DOCUMENT PASSAGE ::
MLIR Generation (`mlir_gen.py`)

The MLIR code generator is responsible for transforming our optimized expression trees into executable MLIR code. The generator follows a systematic approach to produce vectorized kernels that can efficiently process N-dimensional arrays. Let's examine the key components and design principles:

The generator produces a function that follows this template:

func.func @kernel_worker(
    %arg0: memref<?xf32>,
    %arg1: memref<?xf32>
) {
    // Kernel body
}

The generated kernel accepts two memref arguments - an input and output buffer - and processes them element-wise using affine loops. This design allows for efficient vectorized operations on arrays of any dimension.

func.func @kernel_worker(
    %arg0: memref<?xf32>,
    %arg1: memref<?xf32>
) attributes {llvm.emit_c_interface} {
    %c0 = arith.constant 0 : index
    
    // Get dimension of input array
    %dim = memref.dim %arg0, %c0 : memref<?xf32>
    
    // Process each element in a flattened manner
    affine.for %idx = %c0 to %dim {
        // Kernel body
    }
    return
}

Expression Translation

The MLIRGen class implements a multi-pass translation strategy that begins with subexpression expansion, where the generator unfolds the expression tree into a complete set of subexpressions using the unfold method. This process ensures that common subexpressions are identified and can be reused. Next, the generator employs topological ordering, sorting subexpressions by complexity, using string length as a proxy to ensure that simpler expressions are evaluated before more complex ones that might depend on them. Finally, the code generation pipeline is executed, which first loads input variables from the memref, generates intermediate computations for subexpressions, and stores the final result back to the output memref.

RAW DATA ::

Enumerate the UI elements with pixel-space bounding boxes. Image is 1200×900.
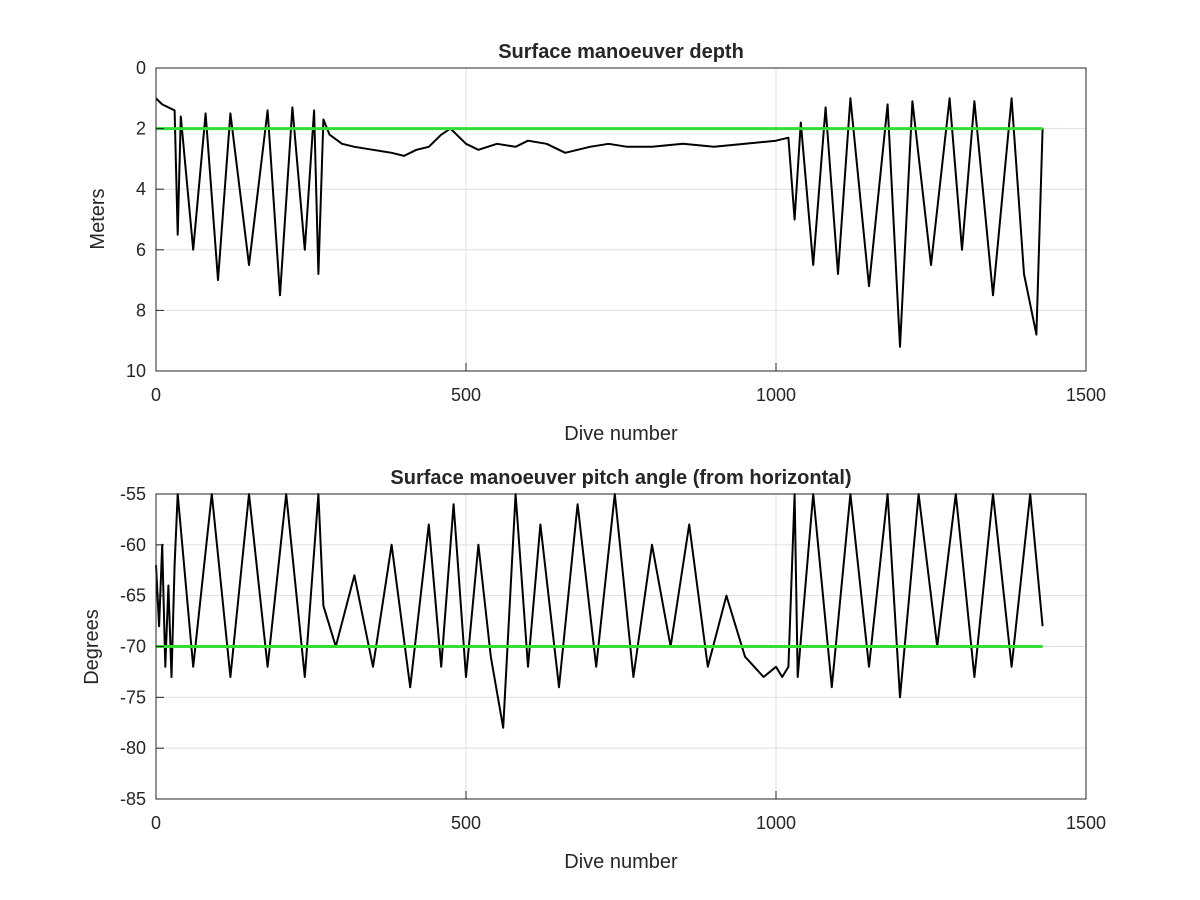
depth-plot-background (156, 68, 1086, 371)
depth-ytick-label: 10 (126, 361, 146, 381)
depth-xtick-label: 500 (451, 385, 481, 405)
depth-plot-series (155, 97, 1044, 348)
pitch-ytick-label: -60 (120, 535, 146, 555)
pitch-xtick-label: 1500 (1066, 813, 1106, 833)
depth-plot-ticks: 0 500 1000 1500 0 2 4 6 8 10 (126, 58, 1106, 405)
pitch-xtick-label: 500 (451, 813, 481, 833)
pitch-plot-ylabel: Degrees (81, 609, 103, 685)
pitch-xtick-label: 0 (151, 813, 161, 833)
pitch-series-line (155, 493, 1044, 729)
pitch-plot-ticks: 0 500 1000 1500 -55 -60 -65 -70 -75 -80 -85 (120, 484, 1106, 833)
depth-ytick-label: 0 (136, 58, 146, 78)
depth-ytick-label: 2 (136, 119, 146, 139)
depth-plot-axes-box (155, 67, 1087, 372)
depth-plot-xlabel: Dive number (564, 423, 678, 445)
pitch-plot-series (155, 493, 1044, 729)
depth-xtick-label: 0 (151, 385, 161, 405)
depth-plot-ylabel: Meters (87, 188, 109, 249)
pitch-plot: 0 500 1000 1500 -55 -60 -65 -70 -75 -80 -85 Surfac… (81, 467, 1106, 873)
pitch-xtick-label: 1000 (756, 813, 796, 833)
depth-ytick-label: 8 (136, 300, 146, 320)
depth-ytick-label: 4 (136, 179, 146, 199)
depth-xtick-label: 1000 (756, 385, 796, 405)
pitch-ytick-label: -85 (120, 789, 146, 809)
depth-plot-title: Surface manoeuver depth (498, 41, 744, 63)
pitch-plot-xlabel: Dive number (564, 851, 678, 873)
pitch-ytick-label: -55 (120, 484, 146, 504)
pitch-ytick-label: -70 (120, 637, 146, 657)
pitch-ytick-label: -65 (120, 586, 146, 606)
pitch-plot-title: Surface manoeuver pitch angle (from hori… (390, 467, 851, 489)
pitch-ytick-label: -80 (120, 738, 146, 758)
depth-plot: 0 500 1000 1500 0 2 4 6 8 10 Surface manoeuver de… (87, 41, 1106, 445)
depth-xtick-label: 1500 (1066, 385, 1106, 405)
depth-series-line (155, 97, 1044, 348)
pitch-ytick-label: -75 (120, 687, 146, 707)
depth-ytick-label: 6 (136, 240, 146, 260)
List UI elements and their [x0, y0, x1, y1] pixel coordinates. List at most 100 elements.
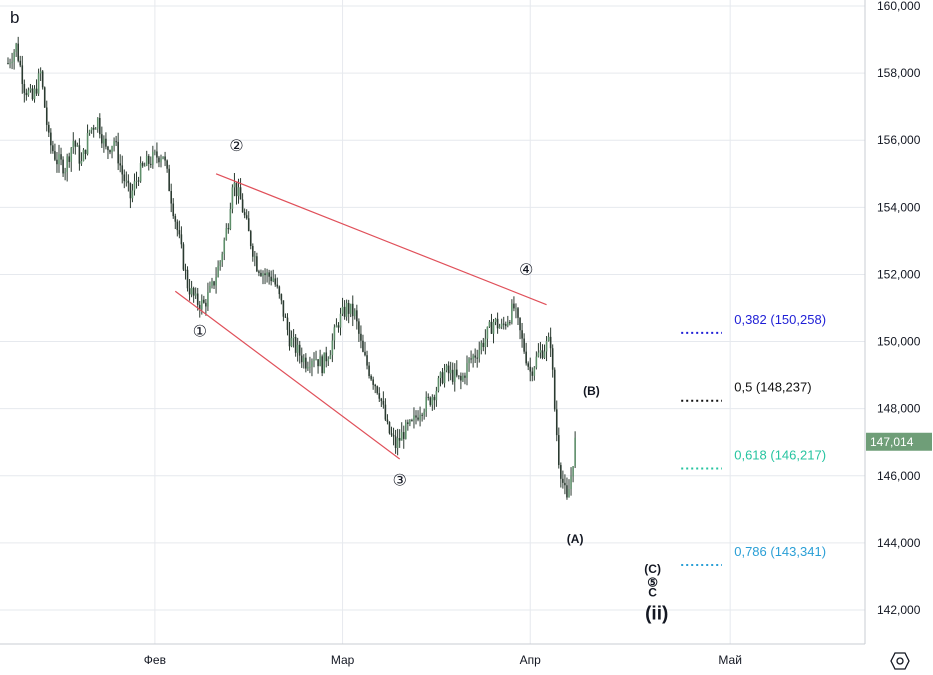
- wave-label: C: [648, 586, 657, 600]
- candle-body: [292, 337, 295, 339]
- candle-body: [398, 437, 401, 441]
- last-price-label: 147,014: [870, 435, 914, 449]
- candle-body: [245, 215, 248, 219]
- candle-body: [435, 390, 438, 401]
- candle-body: [507, 322, 509, 326]
- candle-body: [190, 288, 193, 295]
- candle-body: [307, 366, 309, 369]
- candle-body: [331, 340, 334, 356]
- candle-body: [37, 73, 40, 94]
- fib-level-label: 0,618 (146,217): [734, 447, 826, 462]
- candle-body: [162, 156, 164, 159]
- candle-body: [168, 168, 170, 192]
- candle-body: [354, 310, 356, 317]
- candle-body: [247, 218, 250, 232]
- candle-body: [211, 281, 213, 286]
- candle-body: [147, 156, 150, 164]
- candle-body: [523, 338, 525, 352]
- y-tick-label: 160,000: [877, 0, 921, 13]
- candle-body: [31, 88, 34, 100]
- candle-body: [490, 321, 493, 334]
- candle-body: [439, 372, 442, 379]
- candle-body: [262, 273, 264, 276]
- price-axis[interactable]: 142,000 144,000 146,000 148,000 150,000 152,0…: [866, 0, 932, 617]
- candle-body: [231, 187, 234, 209]
- candle-body: [313, 359, 315, 361]
- candle-body: [319, 356, 321, 367]
- candle-body: [529, 366, 532, 372]
- candle-body: [78, 145, 81, 164]
- candle-body: [553, 369, 556, 410]
- candle-body: [74, 140, 77, 147]
- candle-body: [533, 367, 536, 376]
- candle-body: [300, 355, 303, 363]
- candle-body: [445, 365, 448, 371]
- candle-body: [547, 336, 550, 341]
- candle-body: [84, 149, 87, 154]
- candle-body: [431, 396, 434, 405]
- candle-body: [154, 151, 156, 153]
- candle-body: [143, 165, 146, 167]
- candle-body: [141, 163, 144, 166]
- candle-body: [29, 88, 32, 91]
- candle-body: [400, 432, 403, 441]
- candle-body: [164, 156, 166, 161]
- candle-body: [229, 208, 232, 230]
- candle-body: [213, 281, 215, 286]
- chart-grid: [0, 0, 865, 644]
- candle-body: [388, 421, 391, 434]
- candle-body: [511, 303, 513, 323]
- candle-body: [364, 351, 366, 356]
- candle-body: [470, 358, 472, 360]
- candle-body: [394, 436, 397, 449]
- candle-body: [343, 306, 346, 317]
- candle-body: [366, 355, 368, 366]
- candle-body: [115, 141, 117, 143]
- chart-settings-button[interactable]: [890, 652, 910, 670]
- candle-body: [184, 269, 187, 271]
- candle-body: [13, 51, 15, 62]
- x-tick-label: Фев: [144, 653, 166, 667]
- candle-body: [568, 489, 570, 498]
- candle-body: [374, 384, 376, 387]
- fibonacci-levels: 0,382 (150,258) 0,5 (148,237) 0,618 (146,2…: [681, 312, 826, 567]
- candle-body: [52, 145, 54, 152]
- candle-body: [174, 216, 177, 222]
- candle-body: [564, 482, 566, 486]
- candle-body: [290, 338, 293, 347]
- candle-body: [427, 396, 430, 398]
- candle-body: [107, 146, 109, 151]
- candle-body: [25, 92, 28, 96]
- candle-body: [129, 183, 132, 199]
- candle-body: [525, 351, 527, 364]
- candle-body: [94, 128, 97, 130]
- candle-body: [276, 284, 279, 287]
- candle-body: [209, 285, 211, 292]
- time-axis[interactable]: Фев Мар Апр Май: [144, 653, 742, 667]
- candle-body: [88, 130, 91, 133]
- candle-body: [478, 349, 481, 359]
- candle-body: [329, 355, 332, 359]
- candle-body: [266, 272, 268, 276]
- x-tick-label: Май: [718, 653, 742, 667]
- candle-body: [425, 396, 427, 412]
- candle-body: [23, 84, 26, 93]
- candle-body: [380, 398, 383, 401]
- candle-body: [9, 63, 11, 65]
- candle-body: [480, 342, 483, 350]
- candle-body: [349, 303, 352, 314]
- candle-body: [48, 124, 50, 133]
- candle-body: [315, 359, 317, 361]
- candle-body: [66, 156, 68, 172]
- candle-body: [90, 127, 93, 131]
- candle-body: [282, 300, 285, 317]
- candle-body: [335, 325, 338, 328]
- candle-body: [572, 466, 574, 477]
- candle-body: [64, 171, 66, 174]
- candle-body: [223, 239, 226, 255]
- candle-body: [158, 157, 160, 163]
- candle-body: [260, 272, 262, 276]
- candle-body: [152, 151, 154, 165]
- candle-body: [407, 422, 409, 425]
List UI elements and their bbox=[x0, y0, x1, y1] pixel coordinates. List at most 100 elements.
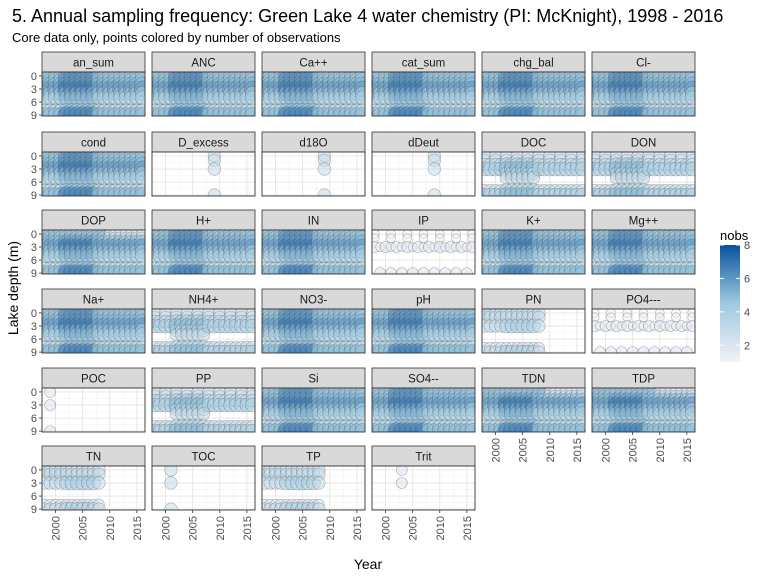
data-point bbox=[244, 265, 255, 274]
facet-strip-label: DOP bbox=[81, 216, 106, 228]
facet-panel: K+ bbox=[481, 209, 586, 275]
panel-points bbox=[482, 230, 585, 274]
panel-points bbox=[482, 152, 585, 196]
panel-border bbox=[261, 229, 366, 275]
facet-strip-label: Mg++ bbox=[629, 216, 659, 228]
data-point bbox=[164, 476, 178, 490]
chart-title: 5. Annual sampling frequency: Green Lake… bbox=[12, 6, 723, 26]
data-point bbox=[396, 477, 408, 489]
panel-border bbox=[371, 308, 476, 354]
panel-border bbox=[481, 387, 586, 433]
data-point bbox=[134, 187, 145, 196]
panel-points bbox=[262, 309, 365, 353]
y-tick-label: 9 bbox=[31, 426, 37, 438]
panel-points bbox=[592, 152, 695, 196]
data-point bbox=[245, 397, 255, 413]
x-tick-label: 2015 bbox=[132, 516, 144, 540]
data-point bbox=[245, 344, 255, 353]
panel-points bbox=[482, 388, 585, 432]
data-point bbox=[465, 406, 475, 421]
data-point bbox=[574, 265, 585, 274]
y-tick-label: 3 bbox=[31, 400, 37, 412]
panel-border bbox=[41, 387, 146, 433]
y-tick-label: 3 bbox=[31, 164, 37, 176]
y-tick-label: 3 bbox=[31, 242, 37, 254]
panel-border bbox=[261, 151, 366, 197]
data-point bbox=[685, 248, 695, 263]
panel-points bbox=[592, 309, 695, 353]
panel-points bbox=[152, 230, 255, 274]
data-point bbox=[354, 344, 365, 353]
data-point bbox=[427, 188, 441, 196]
facet-panel: Trit 2000 2005 2010 2015 bbox=[371, 445, 476, 540]
panel-points bbox=[44, 388, 56, 432]
facet-panel: ANC bbox=[151, 51, 256, 117]
facet-panel: d18O bbox=[261, 131, 366, 197]
data-point bbox=[594, 346, 606, 353]
data-point bbox=[406, 267, 419, 274]
facet-panel: pH bbox=[371, 288, 476, 354]
x-tick-label: 2005 bbox=[408, 516, 420, 540]
data-point bbox=[354, 107, 365, 116]
data-point bbox=[164, 466, 178, 477]
panel-points bbox=[262, 466, 326, 510]
data-point bbox=[134, 265, 145, 274]
panel-points bbox=[42, 466, 106, 510]
data-point bbox=[245, 90, 255, 105]
data-point bbox=[135, 170, 145, 185]
panel-border bbox=[151, 71, 256, 117]
facet-strip-label: PP bbox=[196, 374, 212, 386]
panel-points bbox=[152, 388, 255, 432]
y-tick-label: 6 bbox=[31, 97, 37, 109]
panel-border bbox=[41, 229, 146, 275]
x-tick-label: 2010 bbox=[655, 438, 667, 462]
facet-strip-label: D_excess bbox=[178, 138, 229, 150]
y-tick-label: 6 bbox=[31, 334, 37, 346]
panel-border bbox=[41, 465, 146, 511]
data-point bbox=[374, 267, 386, 274]
data-point bbox=[385, 267, 397, 274]
panel-border bbox=[591, 151, 696, 197]
facet-strip-label: TP bbox=[306, 452, 321, 464]
facet-panel: H+ bbox=[151, 209, 256, 275]
data-point bbox=[532, 345, 546, 353]
panel-points bbox=[482, 72, 585, 116]
data-point bbox=[638, 312, 649, 323]
facet-strip-label: cond bbox=[81, 138, 106, 150]
data-point bbox=[659, 346, 671, 353]
panel-border bbox=[371, 465, 476, 511]
facet-strip-label: NO3- bbox=[300, 295, 328, 307]
panel-border bbox=[371, 151, 476, 197]
y-tick-label: 0 bbox=[31, 387, 37, 399]
x-tick-label: 2010 bbox=[545, 438, 557, 462]
y-tick-label: 0 bbox=[31, 229, 37, 241]
panel-points bbox=[42, 152, 145, 196]
x-tick-label: 2010 bbox=[325, 516, 337, 540]
facet-strip-label: IN bbox=[308, 216, 320, 228]
data-point bbox=[684, 265, 695, 274]
data-point bbox=[135, 327, 145, 342]
panel-border bbox=[41, 308, 146, 354]
data-point bbox=[207, 188, 221, 196]
data-point bbox=[396, 466, 408, 476]
panel-points bbox=[207, 152, 221, 196]
data-point bbox=[354, 423, 365, 432]
panel-points bbox=[317, 152, 331, 196]
data-point bbox=[681, 346, 693, 353]
y-tick-label: 0 bbox=[31, 308, 37, 320]
panel-points bbox=[152, 72, 255, 116]
x-tick-label: 2015 bbox=[352, 516, 364, 540]
facet-panel: NH4+ bbox=[151, 288, 256, 354]
panel-points bbox=[372, 388, 475, 432]
facet-strip-label: H+ bbox=[196, 216, 211, 228]
data-point bbox=[134, 107, 145, 116]
facet-panel: TP 2000 2005 2010 2015 bbox=[261, 445, 366, 540]
data-point bbox=[44, 425, 56, 432]
data-point bbox=[685, 161, 695, 177]
facet-panel: TDN 2000 2005 2010 2015 bbox=[481, 367, 586, 462]
data-point bbox=[439, 267, 451, 274]
panel-points bbox=[427, 152, 441, 196]
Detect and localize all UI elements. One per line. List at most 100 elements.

EXERCISE A ::
Answer these questions using the MLIR generation passage.
(i) How many memref arguments does the generated kernel accept, and what are they?
(ii) Which method does the generator use to unfold the expression tree into subexpressions?
(iii) What does the generator use as a proxy for complexity when sorting subexpressions?
EXERCISE B ::
Reproduce the part of the MLIR generation passage between "The generator produces" and "of any dimension.", inclusive.

FINAL RESULT A ::
(i) Two: an input buffer and an output buffer.
(ii) The unfold method.
(iii) String length.

FINAL RESULT B ::
The generator produces a function that follows this template:

func.func @kernel_worker(
    %arg0: memref<?xf32>,
    %arg1: memref<?xf32>
) {
    // Kernel body
}

The generated kernel accepts two memref arguments - an input and output buffer - and processes them element-wise using affine loops. This design allows for efficient vectorized operations on arrays of any dimension.